What you need to do:
Give these records again with "toolbar-separator" switched to "toolbar-divider" wherever it occurs, and change nothing else.

Excerpted records:
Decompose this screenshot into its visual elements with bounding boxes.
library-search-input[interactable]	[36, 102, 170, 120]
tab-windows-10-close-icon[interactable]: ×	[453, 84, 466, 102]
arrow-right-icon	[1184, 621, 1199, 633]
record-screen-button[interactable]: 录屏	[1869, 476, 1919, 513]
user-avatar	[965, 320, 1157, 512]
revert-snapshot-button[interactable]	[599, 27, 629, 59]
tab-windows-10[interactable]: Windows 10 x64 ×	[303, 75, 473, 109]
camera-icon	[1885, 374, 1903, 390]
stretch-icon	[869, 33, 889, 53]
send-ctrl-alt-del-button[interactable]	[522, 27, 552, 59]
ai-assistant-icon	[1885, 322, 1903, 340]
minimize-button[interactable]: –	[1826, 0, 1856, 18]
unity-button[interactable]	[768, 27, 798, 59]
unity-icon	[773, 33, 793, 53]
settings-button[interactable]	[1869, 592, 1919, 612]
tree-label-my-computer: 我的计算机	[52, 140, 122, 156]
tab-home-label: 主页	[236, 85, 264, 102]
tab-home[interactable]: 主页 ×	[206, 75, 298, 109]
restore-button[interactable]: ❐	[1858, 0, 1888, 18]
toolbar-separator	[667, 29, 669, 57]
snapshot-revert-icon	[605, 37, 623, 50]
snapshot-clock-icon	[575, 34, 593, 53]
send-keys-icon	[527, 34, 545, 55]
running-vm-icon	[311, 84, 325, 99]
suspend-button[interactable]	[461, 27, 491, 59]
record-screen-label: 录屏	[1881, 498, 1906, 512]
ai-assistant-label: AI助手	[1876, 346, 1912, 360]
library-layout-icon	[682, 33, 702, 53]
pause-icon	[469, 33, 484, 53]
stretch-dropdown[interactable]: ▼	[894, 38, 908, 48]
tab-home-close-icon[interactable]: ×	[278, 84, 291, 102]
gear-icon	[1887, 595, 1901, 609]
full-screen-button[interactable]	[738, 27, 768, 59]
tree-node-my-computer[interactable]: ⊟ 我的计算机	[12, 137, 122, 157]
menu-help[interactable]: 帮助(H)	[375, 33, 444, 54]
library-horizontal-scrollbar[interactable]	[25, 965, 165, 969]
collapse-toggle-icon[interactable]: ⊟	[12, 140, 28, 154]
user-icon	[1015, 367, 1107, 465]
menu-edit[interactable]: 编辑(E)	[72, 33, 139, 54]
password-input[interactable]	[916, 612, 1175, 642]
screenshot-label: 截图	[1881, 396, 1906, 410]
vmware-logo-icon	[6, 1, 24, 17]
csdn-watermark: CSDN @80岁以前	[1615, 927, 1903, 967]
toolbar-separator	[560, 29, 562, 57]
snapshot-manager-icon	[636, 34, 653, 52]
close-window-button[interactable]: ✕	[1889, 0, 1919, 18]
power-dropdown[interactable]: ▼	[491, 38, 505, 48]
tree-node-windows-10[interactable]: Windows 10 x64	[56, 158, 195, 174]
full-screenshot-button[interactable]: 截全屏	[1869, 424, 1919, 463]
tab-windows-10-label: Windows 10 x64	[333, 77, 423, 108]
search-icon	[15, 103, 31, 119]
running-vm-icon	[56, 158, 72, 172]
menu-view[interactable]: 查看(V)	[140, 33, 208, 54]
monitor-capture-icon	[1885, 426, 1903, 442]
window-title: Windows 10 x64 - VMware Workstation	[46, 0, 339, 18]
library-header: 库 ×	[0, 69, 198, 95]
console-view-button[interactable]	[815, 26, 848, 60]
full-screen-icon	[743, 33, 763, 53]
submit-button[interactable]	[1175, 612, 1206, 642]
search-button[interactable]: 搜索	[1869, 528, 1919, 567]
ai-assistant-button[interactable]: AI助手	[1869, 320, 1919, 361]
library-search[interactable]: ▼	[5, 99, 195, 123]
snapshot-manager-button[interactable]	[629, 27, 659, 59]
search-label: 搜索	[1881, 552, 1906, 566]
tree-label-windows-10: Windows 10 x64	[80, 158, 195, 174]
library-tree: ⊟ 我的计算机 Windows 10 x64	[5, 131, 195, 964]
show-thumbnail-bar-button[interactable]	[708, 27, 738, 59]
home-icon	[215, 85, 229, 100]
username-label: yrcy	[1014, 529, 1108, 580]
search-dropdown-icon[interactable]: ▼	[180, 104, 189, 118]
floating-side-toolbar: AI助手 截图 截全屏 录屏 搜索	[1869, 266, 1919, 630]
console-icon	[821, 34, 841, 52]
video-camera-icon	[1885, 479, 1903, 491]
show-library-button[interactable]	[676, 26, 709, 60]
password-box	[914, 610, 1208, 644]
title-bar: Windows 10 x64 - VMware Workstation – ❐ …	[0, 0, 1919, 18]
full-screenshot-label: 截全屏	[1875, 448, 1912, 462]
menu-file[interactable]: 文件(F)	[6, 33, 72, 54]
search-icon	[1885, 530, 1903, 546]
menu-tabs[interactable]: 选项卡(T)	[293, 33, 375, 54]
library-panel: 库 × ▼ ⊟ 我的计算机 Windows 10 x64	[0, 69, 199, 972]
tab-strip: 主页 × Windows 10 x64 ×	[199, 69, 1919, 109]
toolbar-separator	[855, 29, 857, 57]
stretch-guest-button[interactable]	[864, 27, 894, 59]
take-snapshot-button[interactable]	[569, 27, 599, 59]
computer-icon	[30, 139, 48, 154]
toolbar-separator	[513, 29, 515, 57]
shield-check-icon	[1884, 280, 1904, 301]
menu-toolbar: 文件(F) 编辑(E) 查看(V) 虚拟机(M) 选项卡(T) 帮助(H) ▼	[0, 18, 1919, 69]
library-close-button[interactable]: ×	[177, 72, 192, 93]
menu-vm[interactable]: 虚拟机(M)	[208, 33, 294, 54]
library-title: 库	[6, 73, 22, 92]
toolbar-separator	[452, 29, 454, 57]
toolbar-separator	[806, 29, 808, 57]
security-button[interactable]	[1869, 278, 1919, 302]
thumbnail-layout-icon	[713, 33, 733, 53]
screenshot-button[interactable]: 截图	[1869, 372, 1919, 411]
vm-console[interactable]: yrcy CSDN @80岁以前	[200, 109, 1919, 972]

Task response:
Decompose this screenshot into its visual elements with bounding boxes.
library-search-input[interactable]	[36, 102, 170, 120]
tab-windows-10-close-icon[interactable]: ×	[453, 84, 466, 102]
arrow-right-icon	[1184, 621, 1199, 633]
record-screen-button[interactable]: 录屏	[1869, 476, 1919, 513]
user-avatar	[965, 320, 1157, 512]
revert-snapshot-button[interactable]	[599, 27, 629, 59]
tab-windows-10[interactable]: Windows 10 x64 ×	[303, 75, 473, 109]
camera-icon	[1885, 374, 1903, 390]
stretch-icon	[869, 33, 889, 53]
send-ctrl-alt-del-button[interactable]	[522, 27, 552, 59]
ai-assistant-icon	[1885, 322, 1903, 340]
minimize-button[interactable]: –	[1826, 0, 1856, 18]
unity-button[interactable]	[768, 27, 798, 59]
unity-icon	[773, 33, 793, 53]
settings-button[interactable]	[1869, 592, 1919, 612]
tree-label-my-computer: 我的计算机	[52, 140, 122, 156]
tab-home-label: 主页	[236, 85, 264, 102]
tab-home[interactable]: 主页 ×	[206, 75, 298, 109]
restore-button[interactable]: ❐	[1858, 0, 1888, 18]
toolbar-divider	[667, 29, 669, 57]
snapshot-revert-icon	[605, 37, 623, 50]
snapshot-clock-icon	[575, 34, 593, 53]
send-keys-icon	[527, 34, 545, 55]
running-vm-icon	[311, 84, 325, 99]
suspend-button[interactable]	[461, 27, 491, 59]
record-screen-label: 录屏	[1881, 498, 1906, 512]
ai-assistant-label: AI助手	[1876, 346, 1912, 360]
library-layout-icon	[682, 33, 702, 53]
pause-icon	[469, 33, 484, 53]
stretch-dropdown[interactable]: ▼	[894, 38, 908, 48]
tab-home-close-icon[interactable]: ×	[278, 84, 291, 102]
gear-icon	[1887, 595, 1901, 609]
full-screen-button[interactable]	[738, 27, 768, 59]
tree-node-my-computer[interactable]: ⊟ 我的计算机	[12, 137, 122, 157]
menu-help[interactable]: 帮助(H)	[375, 33, 444, 54]
library-horizontal-scrollbar[interactable]	[25, 965, 165, 969]
collapse-toggle-icon[interactable]: ⊟	[12, 140, 28, 154]
user-icon	[1015, 367, 1107, 465]
menu-edit[interactable]: 编辑(E)	[72, 33, 139, 54]
password-input[interactable]	[916, 612, 1175, 642]
screenshot-label: 截图	[1881, 396, 1906, 410]
vmware-logo-icon	[6, 1, 24, 17]
csdn-watermark: CSDN @80岁以前	[1615, 927, 1903, 967]
toolbar-divider	[560, 29, 562, 57]
snapshot-manager-icon	[636, 34, 653, 52]
close-window-button[interactable]: ✕	[1889, 0, 1919, 18]
power-dropdown[interactable]: ▼	[491, 38, 505, 48]
tree-node-windows-10[interactable]: Windows 10 x64	[56, 158, 195, 174]
full-screenshot-button[interactable]: 截全屏	[1869, 424, 1919, 463]
tab-windows-10-label: Windows 10 x64	[333, 77, 423, 108]
search-icon	[15, 103, 31, 119]
running-vm-icon	[56, 158, 72, 172]
menu-view[interactable]: 查看(V)	[140, 33, 208, 54]
monitor-capture-icon	[1885, 426, 1903, 442]
window-title: Windows 10 x64 - VMware Workstation	[46, 0, 339, 18]
library-header: 库 ×	[0, 69, 198, 95]
console-view-button[interactable]	[815, 26, 848, 60]
full-screen-icon	[743, 33, 763, 53]
submit-button[interactable]	[1175, 612, 1206, 642]
search-button[interactable]: 搜索	[1869, 528, 1919, 567]
ai-assistant-button[interactable]: AI助手	[1869, 320, 1919, 361]
library-search[interactable]: ▼	[5, 99, 195, 123]
snapshot-manager-button[interactable]	[629, 27, 659, 59]
search-label: 搜索	[1881, 552, 1906, 566]
tree-label-windows-10: Windows 10 x64	[80, 158, 195, 174]
library-tree: ⊟ 我的计算机 Windows 10 x64	[5, 131, 195, 964]
show-thumbnail-bar-button[interactable]	[708, 27, 738, 59]
home-icon	[215, 85, 229, 100]
username-label: yrcy	[1014, 529, 1108, 580]
search-dropdown-icon[interactable]: ▼	[180, 104, 189, 118]
floating-side-toolbar: AI助手 截图 截全屏 录屏 搜索	[1869, 266, 1919, 630]
console-icon	[821, 34, 841, 52]
video-camera-icon	[1885, 479, 1903, 491]
show-library-button[interactable]	[676, 26, 709, 60]
password-box	[914, 610, 1208, 644]
title-bar: Windows 10 x64 - VMware Workstation – ❐ …	[0, 0, 1919, 18]
full-screenshot-label: 截全屏	[1875, 448, 1912, 462]
menu-file[interactable]: 文件(F)	[6, 33, 72, 54]
search-icon	[1885, 530, 1903, 546]
menu-tabs[interactable]: 选项卡(T)	[293, 33, 375, 54]
library-panel: 库 × ▼ ⊟ 我的计算机 Windows 10 x64	[0, 69, 199, 972]
tab-strip: 主页 × Windows 10 x64 ×	[199, 69, 1919, 109]
toolbar-divider	[855, 29, 857, 57]
stretch-guest-button[interactable]	[864, 27, 894, 59]
take-snapshot-button[interactable]	[569, 27, 599, 59]
computer-icon	[30, 139, 48, 154]
toolbar-divider	[513, 29, 515, 57]
shield-check-icon	[1884, 280, 1904, 301]
menu-toolbar: 文件(F) 编辑(E) 查看(V) 虚拟机(M) 选项卡(T) 帮助(H) ▼	[0, 18, 1919, 69]
library-close-button[interactable]: ×	[177, 72, 192, 93]
menu-vm[interactable]: 虚拟机(M)	[208, 33, 294, 54]
library-title: 库	[6, 73, 22, 92]
toolbar-divider	[452, 29, 454, 57]
toolbar-divider	[806, 29, 808, 57]
security-button[interactable]	[1869, 278, 1919, 302]
thumbnail-layout-icon	[713, 33, 733, 53]
screenshot-button[interactable]: 截图	[1869, 372, 1919, 411]
vm-console[interactable]: yrcy CSDN @80岁以前	[200, 109, 1919, 972]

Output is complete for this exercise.